[Records from a collection]
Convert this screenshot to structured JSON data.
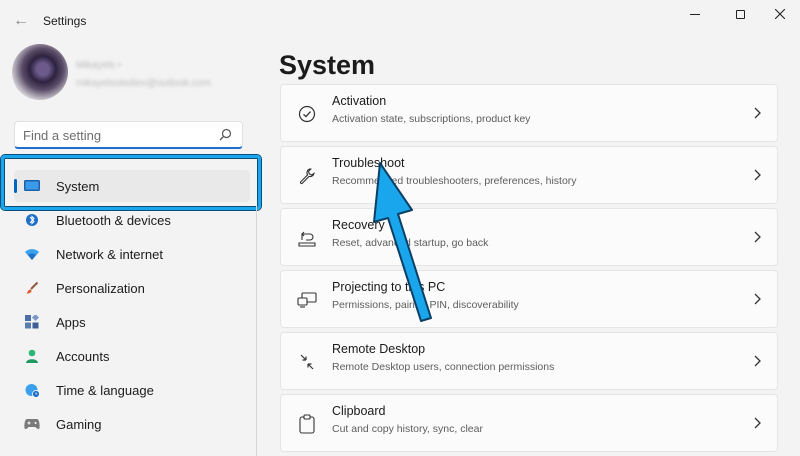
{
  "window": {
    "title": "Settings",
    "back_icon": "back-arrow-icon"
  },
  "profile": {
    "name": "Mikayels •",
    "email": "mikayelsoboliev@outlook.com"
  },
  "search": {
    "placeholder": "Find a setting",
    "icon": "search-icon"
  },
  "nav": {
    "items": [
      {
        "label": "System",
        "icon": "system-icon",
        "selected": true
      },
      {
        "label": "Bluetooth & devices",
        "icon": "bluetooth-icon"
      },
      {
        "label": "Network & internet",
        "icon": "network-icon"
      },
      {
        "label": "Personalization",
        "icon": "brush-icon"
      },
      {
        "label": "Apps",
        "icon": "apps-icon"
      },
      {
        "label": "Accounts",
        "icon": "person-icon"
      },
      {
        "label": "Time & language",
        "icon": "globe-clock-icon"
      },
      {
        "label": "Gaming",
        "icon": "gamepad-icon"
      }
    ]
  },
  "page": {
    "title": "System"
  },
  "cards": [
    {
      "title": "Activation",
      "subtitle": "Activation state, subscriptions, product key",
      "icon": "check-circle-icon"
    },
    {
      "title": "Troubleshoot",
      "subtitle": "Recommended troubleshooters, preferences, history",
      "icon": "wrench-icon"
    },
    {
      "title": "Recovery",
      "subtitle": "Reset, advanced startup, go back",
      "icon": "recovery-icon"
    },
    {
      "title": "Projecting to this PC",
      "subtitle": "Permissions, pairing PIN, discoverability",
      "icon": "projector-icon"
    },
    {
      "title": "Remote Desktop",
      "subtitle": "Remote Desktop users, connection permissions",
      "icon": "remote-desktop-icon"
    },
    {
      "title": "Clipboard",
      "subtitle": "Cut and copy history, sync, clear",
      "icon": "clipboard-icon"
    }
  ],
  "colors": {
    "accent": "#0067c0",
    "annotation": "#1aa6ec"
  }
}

> **Task brief**: Print all of the records shown above exactly, leaving out each picture.

> **Finished task**:
Convert this screenshot to structured JSON data.
{
  "window": {
    "title": "Settings",
    "back_icon": "back-arrow-icon"
  },
  "profile": {
    "name": "Mikayels •",
    "email": "mikayelsoboliev@outlook.com"
  },
  "search": {
    "placeholder": "Find a setting",
    "icon": "search-icon"
  },
  "nav": {
    "items": [
      {
        "label": "System",
        "icon": "system-icon",
        "selected": true
      },
      {
        "label": "Bluetooth & devices",
        "icon": "bluetooth-icon"
      },
      {
        "label": "Network & internet",
        "icon": "network-icon"
      },
      {
        "label": "Personalization",
        "icon": "brush-icon"
      },
      {
        "label": "Apps",
        "icon": "apps-icon"
      },
      {
        "label": "Accounts",
        "icon": "person-icon"
      },
      {
        "label": "Time & language",
        "icon": "globe-clock-icon"
      },
      {
        "label": "Gaming",
        "icon": "gamepad-icon"
      }
    ]
  },
  "page": {
    "title": "System"
  },
  "cards": [
    {
      "title": "Activation",
      "subtitle": "Activation state, subscriptions, product key",
      "icon": "check-circle-icon"
    },
    {
      "title": "Troubleshoot",
      "subtitle": "Recommended troubleshooters, preferences, history",
      "icon": "wrench-icon"
    },
    {
      "title": "Recovery",
      "subtitle": "Reset, advanced startup, go back",
      "icon": "recovery-icon"
    },
    {
      "title": "Projecting to this PC",
      "subtitle": "Permissions, pairing PIN, discoverability",
      "icon": "projector-icon"
    },
    {
      "title": "Remote Desktop",
      "subtitle": "Remote Desktop users, connection permissions",
      "icon": "remote-desktop-icon"
    },
    {
      "title": "Clipboard",
      "subtitle": "Cut and copy history, sync, clear",
      "icon": "clipboard-icon"
    }
  ],
  "colors": {
    "accent": "#0067c0",
    "annotation": "#1aa6ec"
  }
}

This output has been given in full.